§ **What is needed**
Each line containing the word "Tech" must be collected.

--- START OF Data for this task ---

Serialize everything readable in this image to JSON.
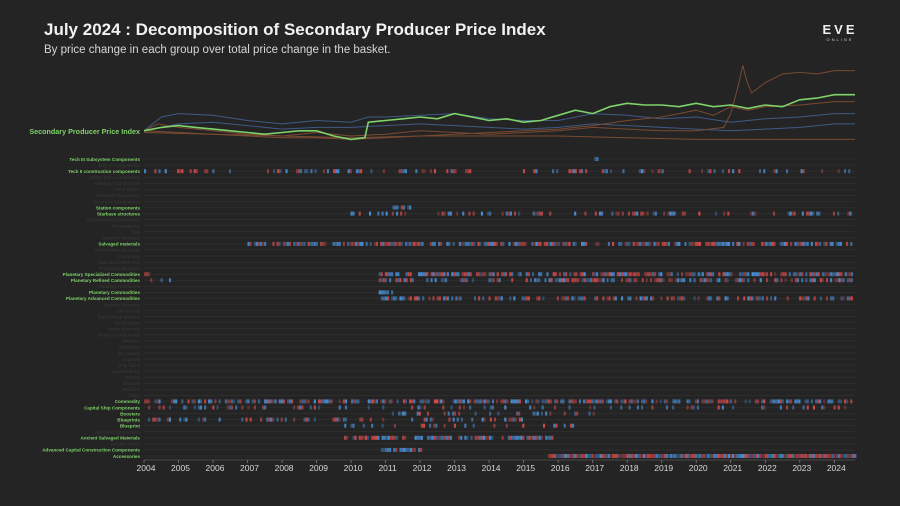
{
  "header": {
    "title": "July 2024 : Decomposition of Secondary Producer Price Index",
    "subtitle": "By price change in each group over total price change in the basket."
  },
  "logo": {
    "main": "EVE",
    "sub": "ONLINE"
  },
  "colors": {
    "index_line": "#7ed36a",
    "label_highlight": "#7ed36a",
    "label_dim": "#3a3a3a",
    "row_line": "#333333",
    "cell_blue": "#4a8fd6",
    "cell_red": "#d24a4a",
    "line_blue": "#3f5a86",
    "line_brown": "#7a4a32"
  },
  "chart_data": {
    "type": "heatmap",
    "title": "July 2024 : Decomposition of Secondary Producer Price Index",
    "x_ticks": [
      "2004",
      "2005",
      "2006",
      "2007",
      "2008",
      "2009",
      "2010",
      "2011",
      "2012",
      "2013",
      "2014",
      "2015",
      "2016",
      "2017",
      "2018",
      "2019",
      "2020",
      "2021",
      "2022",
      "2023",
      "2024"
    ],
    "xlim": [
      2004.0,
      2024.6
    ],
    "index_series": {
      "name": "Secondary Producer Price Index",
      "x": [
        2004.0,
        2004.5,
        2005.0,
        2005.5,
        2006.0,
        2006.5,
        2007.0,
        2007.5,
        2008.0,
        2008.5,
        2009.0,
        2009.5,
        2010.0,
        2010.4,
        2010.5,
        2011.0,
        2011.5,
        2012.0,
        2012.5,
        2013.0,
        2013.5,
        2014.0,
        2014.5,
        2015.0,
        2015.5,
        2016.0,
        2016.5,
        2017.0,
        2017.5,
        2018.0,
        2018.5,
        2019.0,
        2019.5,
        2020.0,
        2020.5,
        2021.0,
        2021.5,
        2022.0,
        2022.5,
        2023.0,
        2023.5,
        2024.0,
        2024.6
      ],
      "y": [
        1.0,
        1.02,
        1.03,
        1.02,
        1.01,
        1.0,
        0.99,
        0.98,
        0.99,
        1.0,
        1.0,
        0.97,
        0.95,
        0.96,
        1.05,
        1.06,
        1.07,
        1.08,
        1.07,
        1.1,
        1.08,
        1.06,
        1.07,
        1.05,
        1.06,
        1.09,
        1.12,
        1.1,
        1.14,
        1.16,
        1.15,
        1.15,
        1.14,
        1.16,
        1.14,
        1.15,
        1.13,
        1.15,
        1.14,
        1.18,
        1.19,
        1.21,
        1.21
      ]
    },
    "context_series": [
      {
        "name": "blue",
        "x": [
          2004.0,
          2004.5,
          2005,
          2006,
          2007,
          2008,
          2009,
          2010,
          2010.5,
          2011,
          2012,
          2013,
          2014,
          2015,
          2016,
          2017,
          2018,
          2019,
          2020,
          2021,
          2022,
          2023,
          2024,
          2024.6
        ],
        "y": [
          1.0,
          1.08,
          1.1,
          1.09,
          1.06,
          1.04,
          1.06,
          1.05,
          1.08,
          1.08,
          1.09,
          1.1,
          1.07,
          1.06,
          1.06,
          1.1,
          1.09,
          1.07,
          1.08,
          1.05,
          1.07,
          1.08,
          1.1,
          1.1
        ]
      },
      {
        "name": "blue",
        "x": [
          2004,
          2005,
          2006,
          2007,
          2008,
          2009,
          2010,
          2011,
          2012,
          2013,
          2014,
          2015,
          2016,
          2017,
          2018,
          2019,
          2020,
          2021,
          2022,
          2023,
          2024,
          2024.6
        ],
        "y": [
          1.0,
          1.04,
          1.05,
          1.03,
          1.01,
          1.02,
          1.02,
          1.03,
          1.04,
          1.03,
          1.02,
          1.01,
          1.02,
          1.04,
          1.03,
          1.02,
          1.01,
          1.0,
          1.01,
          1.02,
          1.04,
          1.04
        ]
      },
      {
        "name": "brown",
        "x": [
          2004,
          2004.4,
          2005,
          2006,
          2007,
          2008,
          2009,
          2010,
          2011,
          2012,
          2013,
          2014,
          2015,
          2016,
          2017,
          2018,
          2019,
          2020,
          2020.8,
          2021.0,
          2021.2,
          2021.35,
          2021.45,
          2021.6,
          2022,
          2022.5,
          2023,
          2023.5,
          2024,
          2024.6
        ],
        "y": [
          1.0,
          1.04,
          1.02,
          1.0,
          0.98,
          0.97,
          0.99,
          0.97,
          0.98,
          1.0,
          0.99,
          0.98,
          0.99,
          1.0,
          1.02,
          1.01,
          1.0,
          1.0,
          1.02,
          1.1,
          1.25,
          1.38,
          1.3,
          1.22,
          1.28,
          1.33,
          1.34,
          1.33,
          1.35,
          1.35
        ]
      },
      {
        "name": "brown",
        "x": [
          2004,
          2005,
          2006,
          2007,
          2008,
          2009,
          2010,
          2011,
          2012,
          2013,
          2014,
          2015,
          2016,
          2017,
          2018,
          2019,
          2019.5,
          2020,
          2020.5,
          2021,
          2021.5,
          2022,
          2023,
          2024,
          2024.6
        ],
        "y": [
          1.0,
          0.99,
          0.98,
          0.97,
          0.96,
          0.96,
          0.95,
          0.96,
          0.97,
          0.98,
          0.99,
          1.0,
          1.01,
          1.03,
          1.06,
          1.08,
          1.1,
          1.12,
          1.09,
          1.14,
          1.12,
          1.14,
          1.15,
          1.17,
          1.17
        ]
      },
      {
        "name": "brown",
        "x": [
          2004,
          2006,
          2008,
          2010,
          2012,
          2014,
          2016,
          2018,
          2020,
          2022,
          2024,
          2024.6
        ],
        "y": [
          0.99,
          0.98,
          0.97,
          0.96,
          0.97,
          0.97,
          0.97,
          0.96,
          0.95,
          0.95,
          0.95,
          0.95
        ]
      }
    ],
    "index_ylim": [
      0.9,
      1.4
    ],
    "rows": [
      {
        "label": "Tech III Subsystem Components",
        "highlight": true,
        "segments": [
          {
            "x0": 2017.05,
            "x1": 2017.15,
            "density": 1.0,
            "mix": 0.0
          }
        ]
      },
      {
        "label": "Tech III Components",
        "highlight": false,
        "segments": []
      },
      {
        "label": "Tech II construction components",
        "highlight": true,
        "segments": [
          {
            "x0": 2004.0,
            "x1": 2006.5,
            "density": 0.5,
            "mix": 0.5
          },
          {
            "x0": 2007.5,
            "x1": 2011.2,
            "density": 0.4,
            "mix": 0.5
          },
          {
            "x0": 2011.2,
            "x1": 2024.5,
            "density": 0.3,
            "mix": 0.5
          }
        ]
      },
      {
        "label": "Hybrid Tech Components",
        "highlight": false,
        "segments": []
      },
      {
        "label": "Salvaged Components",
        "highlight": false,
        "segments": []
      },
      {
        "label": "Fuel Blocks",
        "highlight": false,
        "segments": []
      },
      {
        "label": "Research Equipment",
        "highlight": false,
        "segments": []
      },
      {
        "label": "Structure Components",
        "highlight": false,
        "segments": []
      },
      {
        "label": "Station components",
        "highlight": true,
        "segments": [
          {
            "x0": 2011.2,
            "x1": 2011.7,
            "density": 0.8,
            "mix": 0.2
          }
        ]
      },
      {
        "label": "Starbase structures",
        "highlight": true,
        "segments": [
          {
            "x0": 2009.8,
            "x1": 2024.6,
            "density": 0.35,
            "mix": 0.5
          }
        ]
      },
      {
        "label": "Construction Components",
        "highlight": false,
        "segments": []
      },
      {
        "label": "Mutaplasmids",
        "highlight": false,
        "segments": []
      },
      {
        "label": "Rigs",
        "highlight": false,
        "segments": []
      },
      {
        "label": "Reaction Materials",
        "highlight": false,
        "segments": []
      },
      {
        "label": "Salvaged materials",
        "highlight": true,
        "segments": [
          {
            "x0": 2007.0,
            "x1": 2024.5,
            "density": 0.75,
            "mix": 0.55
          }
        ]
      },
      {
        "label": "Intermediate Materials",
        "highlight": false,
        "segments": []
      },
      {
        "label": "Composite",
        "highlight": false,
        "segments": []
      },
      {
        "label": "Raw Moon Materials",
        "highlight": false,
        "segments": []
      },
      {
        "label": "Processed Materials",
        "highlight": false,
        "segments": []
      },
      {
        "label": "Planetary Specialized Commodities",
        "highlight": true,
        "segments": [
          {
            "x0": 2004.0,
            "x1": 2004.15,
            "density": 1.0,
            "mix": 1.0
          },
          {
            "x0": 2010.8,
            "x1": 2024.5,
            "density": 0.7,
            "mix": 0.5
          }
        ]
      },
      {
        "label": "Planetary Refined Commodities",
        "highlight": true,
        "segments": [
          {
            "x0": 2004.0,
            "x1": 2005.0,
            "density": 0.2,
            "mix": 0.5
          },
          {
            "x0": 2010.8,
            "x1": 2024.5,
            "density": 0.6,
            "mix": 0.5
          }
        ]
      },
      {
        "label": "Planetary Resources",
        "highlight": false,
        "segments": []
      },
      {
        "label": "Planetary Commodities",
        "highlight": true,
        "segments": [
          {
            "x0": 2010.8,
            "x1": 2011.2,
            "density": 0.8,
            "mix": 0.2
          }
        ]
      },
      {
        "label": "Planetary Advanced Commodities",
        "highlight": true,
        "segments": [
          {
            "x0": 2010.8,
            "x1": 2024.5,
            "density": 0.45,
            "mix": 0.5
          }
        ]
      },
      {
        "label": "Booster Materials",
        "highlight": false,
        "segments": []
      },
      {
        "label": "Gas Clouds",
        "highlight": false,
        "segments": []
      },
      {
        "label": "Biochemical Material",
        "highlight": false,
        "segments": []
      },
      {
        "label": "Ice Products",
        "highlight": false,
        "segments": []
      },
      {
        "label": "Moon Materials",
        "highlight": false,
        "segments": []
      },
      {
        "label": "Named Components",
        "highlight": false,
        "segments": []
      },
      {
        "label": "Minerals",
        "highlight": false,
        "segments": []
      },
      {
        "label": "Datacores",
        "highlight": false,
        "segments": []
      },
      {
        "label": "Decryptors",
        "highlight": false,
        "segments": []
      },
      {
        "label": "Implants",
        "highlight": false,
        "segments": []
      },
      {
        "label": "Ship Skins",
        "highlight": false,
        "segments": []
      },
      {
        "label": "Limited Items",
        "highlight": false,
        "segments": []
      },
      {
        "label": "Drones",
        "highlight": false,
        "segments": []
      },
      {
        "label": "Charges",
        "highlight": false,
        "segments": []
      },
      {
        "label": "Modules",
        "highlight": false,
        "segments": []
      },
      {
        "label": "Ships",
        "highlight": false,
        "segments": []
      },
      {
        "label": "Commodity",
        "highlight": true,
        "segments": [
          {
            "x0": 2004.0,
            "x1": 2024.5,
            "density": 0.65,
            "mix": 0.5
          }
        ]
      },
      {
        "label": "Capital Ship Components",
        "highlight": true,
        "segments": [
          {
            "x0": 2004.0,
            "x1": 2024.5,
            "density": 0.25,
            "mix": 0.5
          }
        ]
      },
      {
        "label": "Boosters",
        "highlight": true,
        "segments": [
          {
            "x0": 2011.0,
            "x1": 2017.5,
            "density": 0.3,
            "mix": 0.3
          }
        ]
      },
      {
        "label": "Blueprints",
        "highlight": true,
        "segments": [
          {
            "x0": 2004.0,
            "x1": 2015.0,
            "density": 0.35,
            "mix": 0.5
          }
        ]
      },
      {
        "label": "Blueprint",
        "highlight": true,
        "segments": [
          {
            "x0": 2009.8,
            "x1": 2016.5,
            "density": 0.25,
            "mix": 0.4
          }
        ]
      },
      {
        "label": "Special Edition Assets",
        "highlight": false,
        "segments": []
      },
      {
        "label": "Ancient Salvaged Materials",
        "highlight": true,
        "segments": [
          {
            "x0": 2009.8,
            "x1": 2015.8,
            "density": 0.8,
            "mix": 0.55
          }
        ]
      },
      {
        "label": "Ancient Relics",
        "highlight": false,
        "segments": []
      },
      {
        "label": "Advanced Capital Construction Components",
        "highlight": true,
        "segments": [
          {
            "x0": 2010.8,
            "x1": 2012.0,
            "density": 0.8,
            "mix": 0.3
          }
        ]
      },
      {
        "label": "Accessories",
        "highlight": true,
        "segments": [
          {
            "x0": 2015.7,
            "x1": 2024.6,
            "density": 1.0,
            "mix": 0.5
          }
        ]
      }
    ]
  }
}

--- END OF Data for this task ---

§ **Expected output**
        "label": "Tech III Subsystem Components",
        "label": "Tech III Components",
        "label": "Tech II construction components",
        "label": "Hybrid Tech Components",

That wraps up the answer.